** BEGIN **
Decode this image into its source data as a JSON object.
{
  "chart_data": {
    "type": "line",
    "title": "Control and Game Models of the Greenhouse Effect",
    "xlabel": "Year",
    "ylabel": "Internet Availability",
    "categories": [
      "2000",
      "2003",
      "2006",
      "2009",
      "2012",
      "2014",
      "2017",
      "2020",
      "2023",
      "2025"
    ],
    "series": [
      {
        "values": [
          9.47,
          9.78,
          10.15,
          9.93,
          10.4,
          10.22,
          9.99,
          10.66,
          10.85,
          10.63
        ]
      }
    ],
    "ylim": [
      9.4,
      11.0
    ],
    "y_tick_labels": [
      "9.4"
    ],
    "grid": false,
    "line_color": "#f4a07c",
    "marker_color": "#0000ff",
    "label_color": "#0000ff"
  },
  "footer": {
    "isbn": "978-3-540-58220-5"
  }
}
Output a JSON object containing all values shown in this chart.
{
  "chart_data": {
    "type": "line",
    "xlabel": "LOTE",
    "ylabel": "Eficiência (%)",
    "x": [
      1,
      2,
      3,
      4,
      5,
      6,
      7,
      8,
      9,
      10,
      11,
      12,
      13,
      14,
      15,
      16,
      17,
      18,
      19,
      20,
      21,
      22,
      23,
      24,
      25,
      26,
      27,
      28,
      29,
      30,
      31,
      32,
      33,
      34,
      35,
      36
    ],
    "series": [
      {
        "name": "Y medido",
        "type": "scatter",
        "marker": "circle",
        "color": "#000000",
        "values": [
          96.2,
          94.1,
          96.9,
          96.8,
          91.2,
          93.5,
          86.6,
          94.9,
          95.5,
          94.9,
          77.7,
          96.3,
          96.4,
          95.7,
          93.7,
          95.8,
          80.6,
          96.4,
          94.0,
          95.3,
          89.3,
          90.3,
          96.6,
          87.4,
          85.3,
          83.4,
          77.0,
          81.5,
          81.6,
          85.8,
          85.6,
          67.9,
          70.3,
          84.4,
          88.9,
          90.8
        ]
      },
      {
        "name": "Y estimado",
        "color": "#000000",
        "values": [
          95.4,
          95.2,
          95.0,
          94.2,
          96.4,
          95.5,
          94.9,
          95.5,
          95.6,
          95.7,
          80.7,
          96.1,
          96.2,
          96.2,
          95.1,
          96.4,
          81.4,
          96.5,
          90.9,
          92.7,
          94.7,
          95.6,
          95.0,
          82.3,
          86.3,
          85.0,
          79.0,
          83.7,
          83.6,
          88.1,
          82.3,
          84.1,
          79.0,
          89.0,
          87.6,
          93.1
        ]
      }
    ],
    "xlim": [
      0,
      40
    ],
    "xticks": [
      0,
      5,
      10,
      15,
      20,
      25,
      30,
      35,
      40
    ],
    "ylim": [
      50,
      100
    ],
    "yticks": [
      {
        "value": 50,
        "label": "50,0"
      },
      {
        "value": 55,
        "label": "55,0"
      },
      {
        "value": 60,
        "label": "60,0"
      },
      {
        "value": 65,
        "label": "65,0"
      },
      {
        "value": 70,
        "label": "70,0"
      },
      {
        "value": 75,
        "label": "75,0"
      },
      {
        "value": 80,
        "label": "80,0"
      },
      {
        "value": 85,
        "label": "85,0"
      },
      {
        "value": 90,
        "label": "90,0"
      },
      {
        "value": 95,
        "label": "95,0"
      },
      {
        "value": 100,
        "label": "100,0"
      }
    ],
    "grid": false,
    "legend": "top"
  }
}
** END **
#### Goal:
Looking at the records above, report how many lines contain the word "ylabel". Answer with the number only.

#### Result for this task:
2